# start of MATERIAL FOR THE TASK

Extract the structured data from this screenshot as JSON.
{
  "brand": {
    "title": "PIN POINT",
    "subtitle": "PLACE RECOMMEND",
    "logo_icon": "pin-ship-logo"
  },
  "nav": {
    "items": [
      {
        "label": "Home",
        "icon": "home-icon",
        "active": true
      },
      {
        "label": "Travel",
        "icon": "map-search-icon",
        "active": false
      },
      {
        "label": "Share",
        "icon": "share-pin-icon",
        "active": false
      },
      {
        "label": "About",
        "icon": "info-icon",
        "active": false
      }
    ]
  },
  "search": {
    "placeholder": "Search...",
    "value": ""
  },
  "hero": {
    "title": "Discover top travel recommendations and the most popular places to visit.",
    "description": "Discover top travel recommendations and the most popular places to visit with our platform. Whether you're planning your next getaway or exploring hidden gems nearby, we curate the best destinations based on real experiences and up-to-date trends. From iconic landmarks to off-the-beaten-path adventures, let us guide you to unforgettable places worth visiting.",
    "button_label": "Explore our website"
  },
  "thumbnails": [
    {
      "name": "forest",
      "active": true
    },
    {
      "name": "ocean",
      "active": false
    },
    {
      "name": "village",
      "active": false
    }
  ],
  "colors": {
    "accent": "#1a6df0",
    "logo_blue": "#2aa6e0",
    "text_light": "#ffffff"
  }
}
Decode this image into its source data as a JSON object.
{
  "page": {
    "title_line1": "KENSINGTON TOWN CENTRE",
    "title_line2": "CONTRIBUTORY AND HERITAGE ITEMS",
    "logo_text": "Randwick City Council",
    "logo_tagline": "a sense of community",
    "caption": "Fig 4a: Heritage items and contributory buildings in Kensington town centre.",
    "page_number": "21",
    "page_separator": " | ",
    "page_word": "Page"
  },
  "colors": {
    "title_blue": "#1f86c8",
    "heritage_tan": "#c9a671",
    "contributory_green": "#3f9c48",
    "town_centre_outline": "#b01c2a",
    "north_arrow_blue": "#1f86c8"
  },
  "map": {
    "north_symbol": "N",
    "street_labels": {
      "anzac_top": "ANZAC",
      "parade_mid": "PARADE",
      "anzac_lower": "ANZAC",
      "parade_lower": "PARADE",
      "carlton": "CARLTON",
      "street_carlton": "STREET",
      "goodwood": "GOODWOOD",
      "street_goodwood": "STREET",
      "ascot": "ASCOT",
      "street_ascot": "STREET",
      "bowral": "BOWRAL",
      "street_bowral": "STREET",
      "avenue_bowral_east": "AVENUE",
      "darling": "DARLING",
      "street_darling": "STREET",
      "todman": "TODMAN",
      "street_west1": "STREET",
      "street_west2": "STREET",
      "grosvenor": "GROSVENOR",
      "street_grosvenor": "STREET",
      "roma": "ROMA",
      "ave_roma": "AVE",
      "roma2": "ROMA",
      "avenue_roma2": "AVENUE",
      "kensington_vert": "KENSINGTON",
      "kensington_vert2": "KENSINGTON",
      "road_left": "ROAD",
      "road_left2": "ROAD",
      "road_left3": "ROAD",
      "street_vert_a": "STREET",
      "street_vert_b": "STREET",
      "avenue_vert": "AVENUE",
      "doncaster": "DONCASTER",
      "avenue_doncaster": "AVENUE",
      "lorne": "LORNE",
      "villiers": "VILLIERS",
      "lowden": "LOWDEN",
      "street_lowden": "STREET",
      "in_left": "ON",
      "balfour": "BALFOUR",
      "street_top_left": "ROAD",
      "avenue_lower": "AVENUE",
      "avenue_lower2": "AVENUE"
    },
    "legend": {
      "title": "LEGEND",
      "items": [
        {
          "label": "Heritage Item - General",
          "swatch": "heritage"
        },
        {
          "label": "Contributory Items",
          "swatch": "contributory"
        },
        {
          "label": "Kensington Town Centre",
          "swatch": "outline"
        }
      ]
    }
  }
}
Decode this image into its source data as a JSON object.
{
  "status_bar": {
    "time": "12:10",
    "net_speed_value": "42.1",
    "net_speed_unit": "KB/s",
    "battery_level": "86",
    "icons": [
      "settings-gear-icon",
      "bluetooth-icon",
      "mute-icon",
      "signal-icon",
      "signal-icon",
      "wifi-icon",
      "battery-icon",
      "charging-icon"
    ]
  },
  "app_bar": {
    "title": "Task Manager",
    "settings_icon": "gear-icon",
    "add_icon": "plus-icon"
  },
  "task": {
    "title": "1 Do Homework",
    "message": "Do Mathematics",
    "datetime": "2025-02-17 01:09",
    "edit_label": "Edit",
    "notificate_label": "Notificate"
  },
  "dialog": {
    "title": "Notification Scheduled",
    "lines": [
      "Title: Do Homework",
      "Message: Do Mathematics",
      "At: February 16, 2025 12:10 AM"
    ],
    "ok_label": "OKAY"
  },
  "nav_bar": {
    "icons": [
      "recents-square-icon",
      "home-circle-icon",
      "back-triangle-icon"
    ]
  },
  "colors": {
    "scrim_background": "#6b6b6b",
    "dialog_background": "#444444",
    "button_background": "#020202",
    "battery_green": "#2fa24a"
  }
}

# end of MATERIAL FOR THE TASK

--- EXERCISE INSTRUCTIONS ---
Reproduce the material above exactly; please quote every line of it.

--- EXERCISE ANSWER ---
Extract the structured data from this screenshot as JSON.
{
  "brand": {
    "title": "PIN POINT",
    "subtitle": "PLACE RECOMMEND",
    "logo_icon": "pin-ship-logo"
  },
  "nav": {
    "items": [
      {
        "label": "Home",
        "icon": "home-icon",
        "active": true
      },
      {
        "label": "Travel",
        "icon": "map-search-icon",
        "active": false
      },
      {
        "label": "Share",
        "icon": "share-pin-icon",
        "active": false
      },
      {
        "label": "About",
        "icon": "info-icon",
        "active": false
      }
    ]
  },
  "search": {
    "placeholder": "Search...",
    "value": ""
  },
  "hero": {
    "title": "Discover top travel recommendations and the most popular places to visit.",
    "description": "Discover top travel recommendations and the most popular places to visit with our platform. Whether you're planning your next getaway or exploring hidden gems nearby, we curate the best destinations based on real experiences and up-to-date trends. From iconic landmarks to off-the-beaten-path adventures, let us guide you to unforgettable places worth visiting.",
    "button_label": "Explore our website"
  },
  "thumbnails": [
    {
      "name": "forest",
      "active": true
    },
    {
      "name": "ocean",
      "active": false
    },
    {
      "name": "village",
      "active": false
    }
  ],
  "colors": {
    "accent": "#1a6df0",
    "logo_blue": "#2aa6e0",
    "text_light": "#ffffff"
  }
}
Decode this image into its source data as a JSON object.
{
  "page": {
    "title_line1": "KENSINGTON TOWN CENTRE",
    "title_line2": "CONTRIBUTORY AND HERITAGE ITEMS",
    "logo_text": "Randwick City Council",
    "logo_tagline": "a sense of community",
    "caption": "Fig 4a: Heritage items and contributory buildings in Kensington town centre.",
    "page_number": "21",
    "page_separator": " | ",
    "page_word": "Page"
  },
  "colors": {
    "title_blue": "#1f86c8",
    "heritage_tan": "#c9a671",
    "contributory_green": "#3f9c48",
    "town_centre_outline": "#b01c2a",
    "north_arrow_blue": "#1f86c8"
  },
  "map": {
    "north_symbol": "N",
    "street_labels": {
      "anzac_top": "ANZAC",
      "parade_mid": "PARADE",
      "anzac_lower": "ANZAC",
      "parade_lower": "PARADE",
      "carlton": "CARLTON",
      "street_carlton": "STREET",
      "goodwood": "GOODWOOD",
      "street_goodwood": "STREET",
      "ascot": "ASCOT",
      "street_ascot": "STREET",
      "bowral": "BOWRAL",
      "street_bowral": "STREET",
      "avenue_bowral_east": "AVENUE",
      "darling": "DARLING",
      "street_darling": "STREET",
      "todman": "TODMAN",
      "street_west1": "STREET",
      "street_west2": "STREET",
      "grosvenor": "GROSVENOR",
      "street_grosvenor": "STREET",
      "roma": "ROMA",
      "ave_roma": "AVE",
      "roma2": "ROMA",
      "avenue_roma2": "AVENUE",
      "kensington_vert": "KENSINGTON",
      "kensington_vert2": "KENSINGTON",
      "road_left": "ROAD",
      "road_left2": "ROAD",
      "road_left3": "ROAD",
      "street_vert_a": "STREET",
      "street_vert_b": "STREET",
      "avenue_vert": "AVENUE",
      "doncaster": "DONCASTER",
      "avenue_doncaster": "AVENUE",
      "lorne": "LORNE",
      "villiers": "VILLIERS",
      "lowden": "LOWDEN",
      "street_lowden": "STREET",
      "in_left": "ON",
      "balfour": "BALFOUR",
      "street_top_left": "ROAD",
      "avenue_lower": "AVENUE",
      "avenue_lower2": "AVENUE"
    },
    "legend": {
      "title": "LEGEND",
      "items": [
        {
          "label": "Heritage Item - General",
          "swatch": "heritage"
        },
        {
          "label": "Contributory Items",
          "swatch": "contributory"
        },
        {
          "label": "Kensington Town Centre",
          "swatch": "outline"
        }
      ]
    }
  }
}
Decode this image into its source data as a JSON object.
{
  "status_bar": {
    "time": "12:10",
    "net_speed_value": "42.1",
    "net_speed_unit": "KB/s",
    "battery_level": "86",
    "icons": [
      "settings-gear-icon",
      "bluetooth-icon",
      "mute-icon",
      "signal-icon",
      "signal-icon",
      "wifi-icon",
      "battery-icon",
      "charging-icon"
    ]
  },
  "app_bar": {
    "title": "Task Manager",
    "settings_icon": "gear-icon",
    "add_icon": "plus-icon"
  },
  "task": {
    "title": "1 Do Homework",
    "message": "Do Mathematics",
    "datetime": "2025-02-17 01:09",
    "edit_label": "Edit",
    "notificate_label": "Notificate"
  },
  "dialog": {
    "title": "Notification Scheduled",
    "lines": [
      "Title: Do Homework",
      "Message: Do Mathematics",
      "At: February 16, 2025 12:10 AM"
    ],
    "ok_label": "OKAY"
  },
  "nav_bar": {
    "icons": [
      "recents-square-icon",
      "home-circle-icon",
      "back-triangle-icon"
    ]
  },
  "colors": {
    "scrim_background": "#6b6b6b",
    "dialog_background": "#444444",
    "button_background": "#020202",
    "battery_green": "#2fa24a"
  }
}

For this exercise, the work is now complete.